List, from the lines below, each one with "НЦПК" in it.
----- Data to use -----
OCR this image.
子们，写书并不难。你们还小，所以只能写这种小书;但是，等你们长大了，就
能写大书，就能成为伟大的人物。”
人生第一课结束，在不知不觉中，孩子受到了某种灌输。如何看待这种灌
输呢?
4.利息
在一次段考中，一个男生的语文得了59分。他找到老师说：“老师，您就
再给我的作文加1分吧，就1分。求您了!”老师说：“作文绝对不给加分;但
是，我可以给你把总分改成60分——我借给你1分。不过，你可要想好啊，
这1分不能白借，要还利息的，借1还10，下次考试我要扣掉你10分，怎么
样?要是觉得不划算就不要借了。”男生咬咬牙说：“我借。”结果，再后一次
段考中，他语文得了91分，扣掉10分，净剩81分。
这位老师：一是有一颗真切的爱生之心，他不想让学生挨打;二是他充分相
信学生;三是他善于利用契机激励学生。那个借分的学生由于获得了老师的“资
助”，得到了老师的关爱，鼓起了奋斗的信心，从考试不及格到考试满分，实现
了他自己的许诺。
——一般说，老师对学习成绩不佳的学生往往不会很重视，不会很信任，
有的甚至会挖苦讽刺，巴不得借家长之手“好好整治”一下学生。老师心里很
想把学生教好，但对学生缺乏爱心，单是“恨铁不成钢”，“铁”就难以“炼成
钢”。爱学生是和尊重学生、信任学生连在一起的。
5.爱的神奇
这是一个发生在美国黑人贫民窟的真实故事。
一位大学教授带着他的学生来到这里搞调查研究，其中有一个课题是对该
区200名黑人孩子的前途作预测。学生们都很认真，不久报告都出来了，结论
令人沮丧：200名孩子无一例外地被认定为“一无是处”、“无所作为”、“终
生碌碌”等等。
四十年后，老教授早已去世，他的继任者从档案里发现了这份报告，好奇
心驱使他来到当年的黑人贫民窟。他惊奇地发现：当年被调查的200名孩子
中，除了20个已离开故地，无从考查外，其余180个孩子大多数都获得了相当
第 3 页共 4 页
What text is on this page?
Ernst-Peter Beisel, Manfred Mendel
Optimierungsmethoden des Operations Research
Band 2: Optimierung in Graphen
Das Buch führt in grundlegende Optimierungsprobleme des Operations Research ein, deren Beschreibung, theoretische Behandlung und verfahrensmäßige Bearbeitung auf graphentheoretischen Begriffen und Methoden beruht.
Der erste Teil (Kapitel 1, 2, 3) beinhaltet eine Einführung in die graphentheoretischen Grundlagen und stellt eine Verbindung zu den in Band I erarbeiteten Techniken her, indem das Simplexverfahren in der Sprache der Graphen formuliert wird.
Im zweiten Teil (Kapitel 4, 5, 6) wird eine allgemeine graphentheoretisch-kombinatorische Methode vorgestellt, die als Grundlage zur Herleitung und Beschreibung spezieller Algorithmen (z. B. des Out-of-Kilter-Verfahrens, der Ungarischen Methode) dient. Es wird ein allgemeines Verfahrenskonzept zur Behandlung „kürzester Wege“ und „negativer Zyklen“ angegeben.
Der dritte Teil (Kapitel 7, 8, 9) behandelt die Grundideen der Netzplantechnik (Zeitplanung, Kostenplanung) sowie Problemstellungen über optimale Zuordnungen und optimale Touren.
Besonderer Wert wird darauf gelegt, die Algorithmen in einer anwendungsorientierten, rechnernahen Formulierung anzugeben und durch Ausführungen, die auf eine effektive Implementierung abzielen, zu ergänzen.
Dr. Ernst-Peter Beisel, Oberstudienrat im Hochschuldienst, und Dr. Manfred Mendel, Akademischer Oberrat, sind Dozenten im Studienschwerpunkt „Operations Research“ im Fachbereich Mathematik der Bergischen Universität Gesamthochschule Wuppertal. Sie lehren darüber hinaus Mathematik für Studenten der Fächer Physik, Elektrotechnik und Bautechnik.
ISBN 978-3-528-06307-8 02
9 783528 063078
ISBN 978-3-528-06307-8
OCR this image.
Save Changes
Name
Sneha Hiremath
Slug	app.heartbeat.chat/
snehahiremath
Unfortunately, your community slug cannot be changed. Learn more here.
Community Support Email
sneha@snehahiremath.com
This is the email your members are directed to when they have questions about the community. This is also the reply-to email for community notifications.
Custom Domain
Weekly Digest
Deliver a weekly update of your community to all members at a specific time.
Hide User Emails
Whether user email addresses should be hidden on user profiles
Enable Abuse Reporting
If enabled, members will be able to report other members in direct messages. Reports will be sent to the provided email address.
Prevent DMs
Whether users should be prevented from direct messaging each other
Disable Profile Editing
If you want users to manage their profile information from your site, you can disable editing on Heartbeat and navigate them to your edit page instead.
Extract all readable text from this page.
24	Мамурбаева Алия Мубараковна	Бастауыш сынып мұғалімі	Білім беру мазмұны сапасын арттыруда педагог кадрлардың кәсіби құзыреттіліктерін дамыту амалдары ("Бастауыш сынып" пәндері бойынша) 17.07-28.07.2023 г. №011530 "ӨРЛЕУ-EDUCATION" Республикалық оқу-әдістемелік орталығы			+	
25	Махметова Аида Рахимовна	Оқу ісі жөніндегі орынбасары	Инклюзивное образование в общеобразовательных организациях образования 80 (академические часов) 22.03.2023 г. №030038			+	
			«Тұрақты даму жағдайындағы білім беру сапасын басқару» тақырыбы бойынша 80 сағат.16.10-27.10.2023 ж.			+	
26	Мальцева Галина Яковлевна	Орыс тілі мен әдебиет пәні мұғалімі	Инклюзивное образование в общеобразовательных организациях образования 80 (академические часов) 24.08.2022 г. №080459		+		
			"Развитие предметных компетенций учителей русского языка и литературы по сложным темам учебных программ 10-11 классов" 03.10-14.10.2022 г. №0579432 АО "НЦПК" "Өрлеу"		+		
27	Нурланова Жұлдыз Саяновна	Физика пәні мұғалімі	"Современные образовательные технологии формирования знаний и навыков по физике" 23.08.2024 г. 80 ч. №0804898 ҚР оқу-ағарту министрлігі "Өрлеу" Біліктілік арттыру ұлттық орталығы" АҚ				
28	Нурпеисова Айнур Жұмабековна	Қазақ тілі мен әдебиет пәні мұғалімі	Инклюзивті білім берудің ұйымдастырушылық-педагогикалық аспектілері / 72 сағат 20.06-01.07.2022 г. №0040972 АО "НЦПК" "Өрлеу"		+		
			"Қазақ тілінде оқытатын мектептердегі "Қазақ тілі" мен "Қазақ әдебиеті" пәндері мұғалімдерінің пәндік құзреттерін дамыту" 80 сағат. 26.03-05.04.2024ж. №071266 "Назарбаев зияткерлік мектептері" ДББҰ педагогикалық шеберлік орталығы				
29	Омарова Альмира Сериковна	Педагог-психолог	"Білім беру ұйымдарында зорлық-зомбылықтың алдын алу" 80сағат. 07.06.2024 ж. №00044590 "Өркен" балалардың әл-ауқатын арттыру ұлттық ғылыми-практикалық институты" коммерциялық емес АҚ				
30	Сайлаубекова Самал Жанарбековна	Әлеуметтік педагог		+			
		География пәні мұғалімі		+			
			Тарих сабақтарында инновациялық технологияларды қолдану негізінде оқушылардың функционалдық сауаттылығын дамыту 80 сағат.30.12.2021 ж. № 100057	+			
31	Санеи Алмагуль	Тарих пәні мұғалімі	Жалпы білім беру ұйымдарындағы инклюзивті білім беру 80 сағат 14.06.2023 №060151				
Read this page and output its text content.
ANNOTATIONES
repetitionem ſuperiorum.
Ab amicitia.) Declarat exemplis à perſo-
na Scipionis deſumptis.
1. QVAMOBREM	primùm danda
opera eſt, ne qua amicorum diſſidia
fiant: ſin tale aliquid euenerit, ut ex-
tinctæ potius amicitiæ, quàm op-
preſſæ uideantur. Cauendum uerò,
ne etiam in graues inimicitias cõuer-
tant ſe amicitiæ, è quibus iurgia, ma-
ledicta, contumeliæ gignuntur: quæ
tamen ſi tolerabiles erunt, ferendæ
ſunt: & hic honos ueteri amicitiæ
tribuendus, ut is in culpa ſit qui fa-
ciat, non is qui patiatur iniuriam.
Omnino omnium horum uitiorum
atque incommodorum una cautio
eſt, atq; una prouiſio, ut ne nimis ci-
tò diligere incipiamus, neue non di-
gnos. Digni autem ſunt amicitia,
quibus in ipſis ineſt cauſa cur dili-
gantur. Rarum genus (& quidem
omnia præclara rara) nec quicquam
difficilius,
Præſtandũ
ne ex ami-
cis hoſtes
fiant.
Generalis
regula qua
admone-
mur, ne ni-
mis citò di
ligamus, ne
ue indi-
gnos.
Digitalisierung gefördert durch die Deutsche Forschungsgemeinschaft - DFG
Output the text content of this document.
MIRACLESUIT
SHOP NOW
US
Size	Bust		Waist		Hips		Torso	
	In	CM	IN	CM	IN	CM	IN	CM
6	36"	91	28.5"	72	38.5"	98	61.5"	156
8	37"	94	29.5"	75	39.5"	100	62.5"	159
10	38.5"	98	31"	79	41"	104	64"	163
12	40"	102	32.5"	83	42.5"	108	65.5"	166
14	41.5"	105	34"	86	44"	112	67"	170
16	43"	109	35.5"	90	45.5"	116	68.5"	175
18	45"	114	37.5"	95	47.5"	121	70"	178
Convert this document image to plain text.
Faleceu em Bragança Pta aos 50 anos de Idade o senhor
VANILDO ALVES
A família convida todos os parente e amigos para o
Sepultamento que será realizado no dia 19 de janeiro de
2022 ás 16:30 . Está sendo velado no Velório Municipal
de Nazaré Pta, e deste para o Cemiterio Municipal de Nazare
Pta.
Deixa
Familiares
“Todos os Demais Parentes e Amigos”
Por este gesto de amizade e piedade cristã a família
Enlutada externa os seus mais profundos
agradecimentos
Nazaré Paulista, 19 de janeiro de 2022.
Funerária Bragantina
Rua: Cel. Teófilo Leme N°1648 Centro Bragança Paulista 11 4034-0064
-----
### Expected answer
			"Развитие предметных компетенций учителей русского языка и литературы по сложным темам учебных программ 10-11 классов" 03.10-14.10.2022 г. №0579432 АО "НЦПК" "Өрлеу"		+		
28	Нурпеисова Айнур Жұмабековна	Қазақ тілі мен әдебиет пәні мұғалімі	Инклюзивті білім берудің ұйымдастырушылық-педагогикалық аспектілері / 72 сағат 20.06-01.07.2022 г. №0040972 АО "НЦПК" "Өрлеу"		+		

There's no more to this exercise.